-- start of Material --
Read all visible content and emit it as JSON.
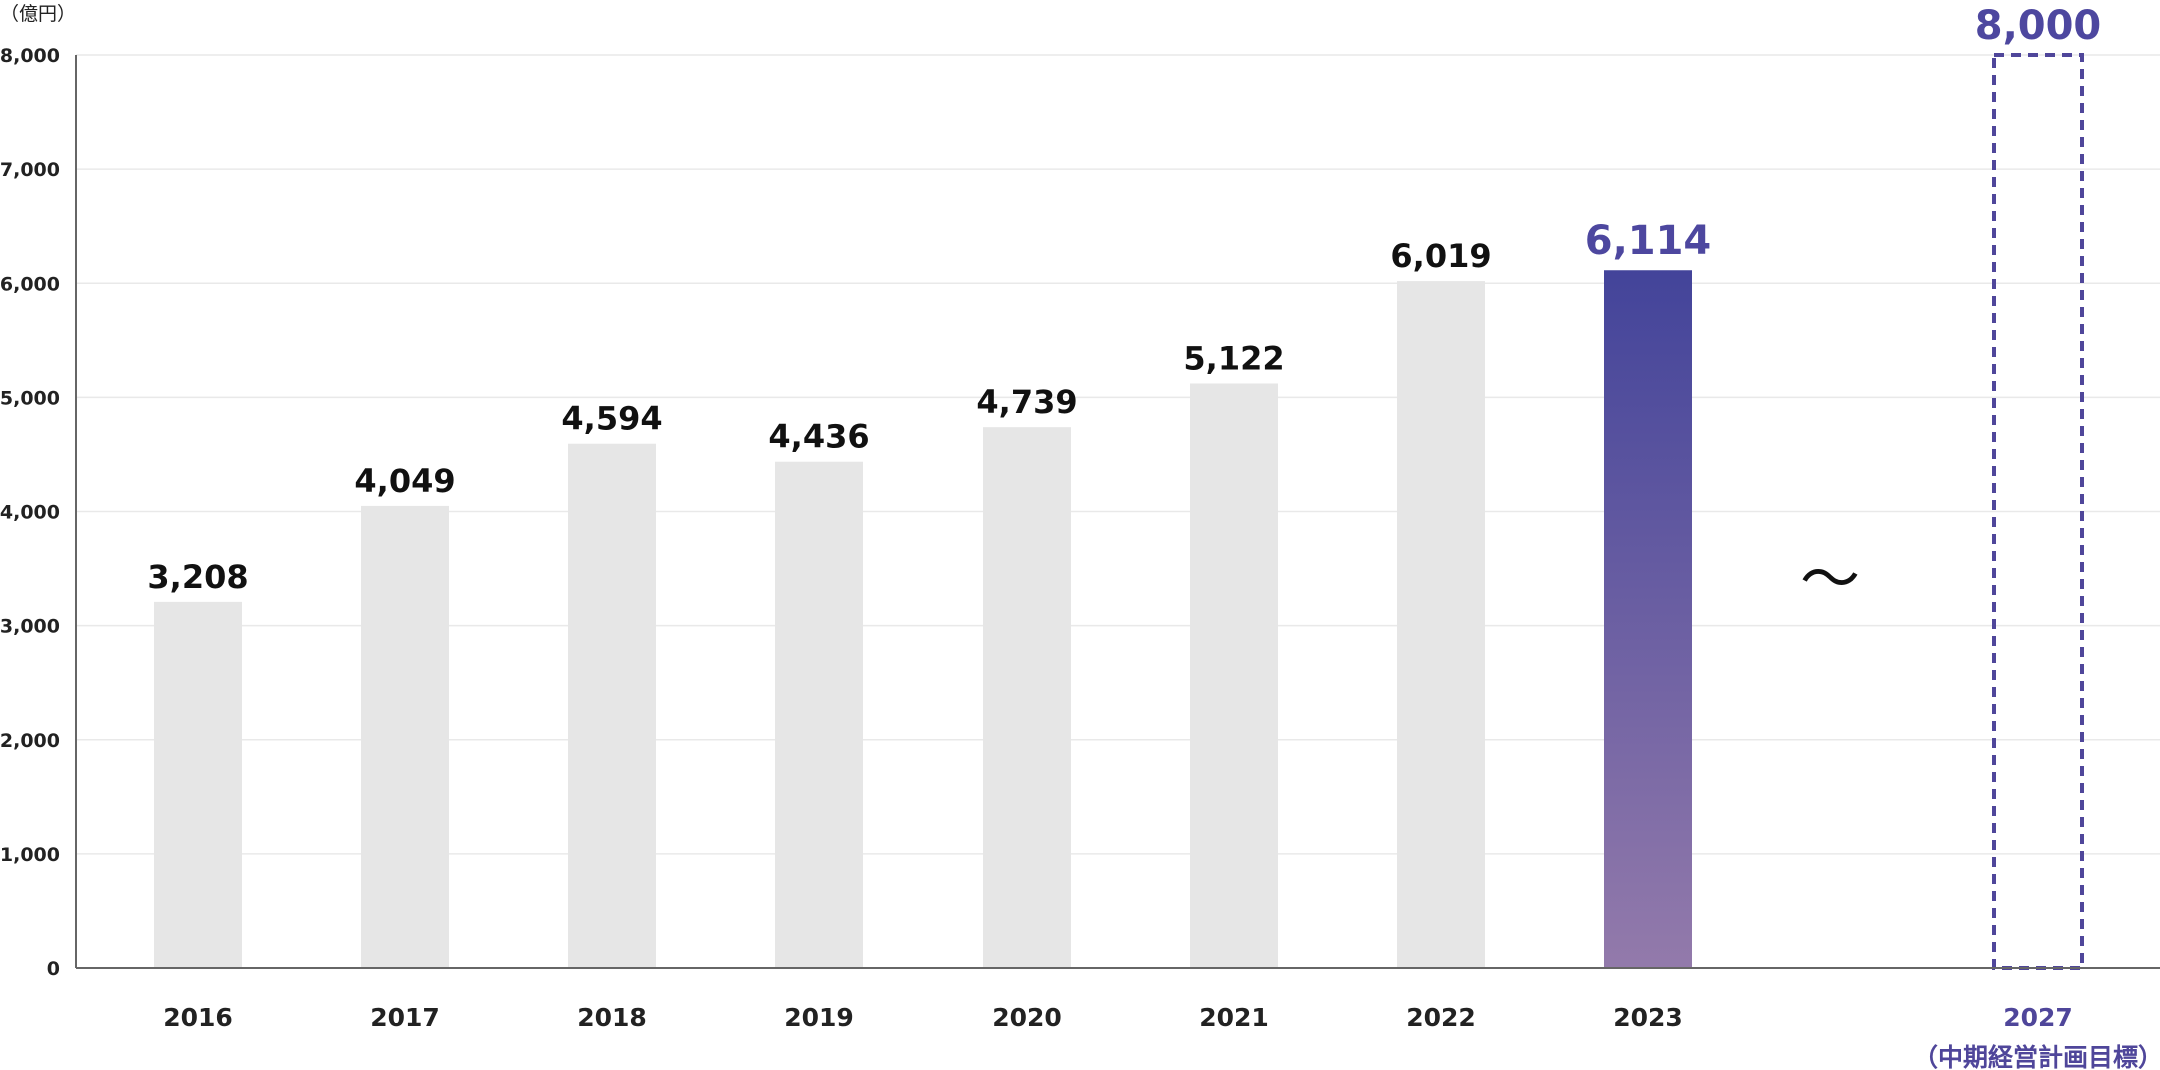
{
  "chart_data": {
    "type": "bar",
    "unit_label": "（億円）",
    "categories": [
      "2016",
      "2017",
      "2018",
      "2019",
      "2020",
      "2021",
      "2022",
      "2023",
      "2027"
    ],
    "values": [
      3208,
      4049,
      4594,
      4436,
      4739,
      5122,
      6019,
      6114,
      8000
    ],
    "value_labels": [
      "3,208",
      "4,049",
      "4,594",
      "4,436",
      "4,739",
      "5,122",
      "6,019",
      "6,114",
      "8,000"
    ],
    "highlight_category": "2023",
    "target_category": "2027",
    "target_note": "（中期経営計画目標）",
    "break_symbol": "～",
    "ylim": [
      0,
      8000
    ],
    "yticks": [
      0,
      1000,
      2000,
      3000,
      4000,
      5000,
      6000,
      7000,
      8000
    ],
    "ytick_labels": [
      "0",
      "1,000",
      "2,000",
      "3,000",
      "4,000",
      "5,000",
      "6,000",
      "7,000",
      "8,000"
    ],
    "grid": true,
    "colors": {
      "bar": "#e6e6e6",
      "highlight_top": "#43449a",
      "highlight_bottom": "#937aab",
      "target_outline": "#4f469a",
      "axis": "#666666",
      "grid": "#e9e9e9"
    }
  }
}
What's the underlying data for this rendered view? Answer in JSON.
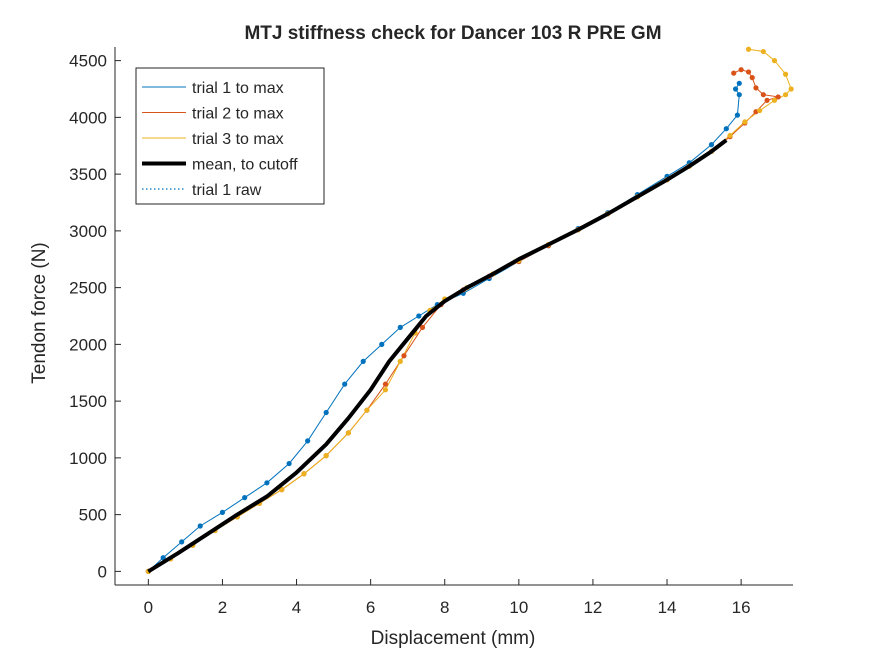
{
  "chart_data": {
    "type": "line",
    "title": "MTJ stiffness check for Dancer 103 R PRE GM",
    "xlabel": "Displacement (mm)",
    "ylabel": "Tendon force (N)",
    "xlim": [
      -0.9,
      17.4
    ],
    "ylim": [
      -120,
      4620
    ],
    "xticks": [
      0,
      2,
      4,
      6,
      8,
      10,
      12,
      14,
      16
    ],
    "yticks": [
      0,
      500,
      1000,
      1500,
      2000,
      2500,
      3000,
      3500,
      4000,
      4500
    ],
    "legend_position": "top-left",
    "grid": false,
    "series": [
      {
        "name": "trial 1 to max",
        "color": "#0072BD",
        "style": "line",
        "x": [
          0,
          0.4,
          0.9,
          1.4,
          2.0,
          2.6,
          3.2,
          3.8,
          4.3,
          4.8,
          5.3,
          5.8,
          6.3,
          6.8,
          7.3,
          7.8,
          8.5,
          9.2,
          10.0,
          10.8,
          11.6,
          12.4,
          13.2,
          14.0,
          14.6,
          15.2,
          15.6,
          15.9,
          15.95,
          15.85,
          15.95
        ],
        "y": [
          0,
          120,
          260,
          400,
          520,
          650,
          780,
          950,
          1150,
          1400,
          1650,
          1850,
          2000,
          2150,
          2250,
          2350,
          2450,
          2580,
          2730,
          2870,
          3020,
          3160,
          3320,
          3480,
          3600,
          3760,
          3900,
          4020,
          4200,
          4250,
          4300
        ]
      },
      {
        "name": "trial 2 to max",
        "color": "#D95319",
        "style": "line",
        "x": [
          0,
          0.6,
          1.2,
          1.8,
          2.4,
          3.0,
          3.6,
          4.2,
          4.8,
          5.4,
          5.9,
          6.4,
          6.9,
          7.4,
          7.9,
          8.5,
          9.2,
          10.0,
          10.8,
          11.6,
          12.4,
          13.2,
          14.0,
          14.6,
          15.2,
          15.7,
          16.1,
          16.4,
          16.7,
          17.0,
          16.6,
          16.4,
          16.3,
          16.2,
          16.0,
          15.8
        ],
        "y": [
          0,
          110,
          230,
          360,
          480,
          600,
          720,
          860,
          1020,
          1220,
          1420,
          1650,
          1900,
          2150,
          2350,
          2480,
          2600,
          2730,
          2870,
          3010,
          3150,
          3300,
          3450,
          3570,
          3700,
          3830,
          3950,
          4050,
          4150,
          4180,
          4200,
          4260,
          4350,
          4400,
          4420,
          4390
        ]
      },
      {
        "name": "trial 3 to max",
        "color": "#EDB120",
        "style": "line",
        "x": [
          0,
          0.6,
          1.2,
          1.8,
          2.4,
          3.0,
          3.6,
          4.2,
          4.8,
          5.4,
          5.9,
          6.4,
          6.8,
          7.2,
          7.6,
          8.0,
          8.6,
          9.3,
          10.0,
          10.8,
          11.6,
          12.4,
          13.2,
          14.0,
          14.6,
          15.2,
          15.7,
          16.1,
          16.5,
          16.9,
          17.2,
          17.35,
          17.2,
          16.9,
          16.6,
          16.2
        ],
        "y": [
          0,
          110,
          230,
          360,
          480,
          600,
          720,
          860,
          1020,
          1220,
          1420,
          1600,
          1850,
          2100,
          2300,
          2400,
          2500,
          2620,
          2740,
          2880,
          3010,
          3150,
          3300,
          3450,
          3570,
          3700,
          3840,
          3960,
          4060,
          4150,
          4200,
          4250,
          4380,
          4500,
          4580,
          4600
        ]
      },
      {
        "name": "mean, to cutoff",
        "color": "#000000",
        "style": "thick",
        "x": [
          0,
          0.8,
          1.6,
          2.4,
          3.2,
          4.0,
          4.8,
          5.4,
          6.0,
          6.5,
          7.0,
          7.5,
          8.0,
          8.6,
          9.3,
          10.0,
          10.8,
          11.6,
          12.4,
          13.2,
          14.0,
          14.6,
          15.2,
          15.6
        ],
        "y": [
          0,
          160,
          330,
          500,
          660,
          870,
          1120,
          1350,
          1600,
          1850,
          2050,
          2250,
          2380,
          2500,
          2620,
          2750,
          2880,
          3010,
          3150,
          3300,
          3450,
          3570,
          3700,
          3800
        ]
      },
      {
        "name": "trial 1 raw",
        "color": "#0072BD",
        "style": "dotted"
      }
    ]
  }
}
-- end of Material --
-- What you need to do --
Every line that holds the string "JSON" should be returned.

-- Task output --
Read all visible content and emit it as JSON.
What's the underlying data for this rendered view? Answer in JSON.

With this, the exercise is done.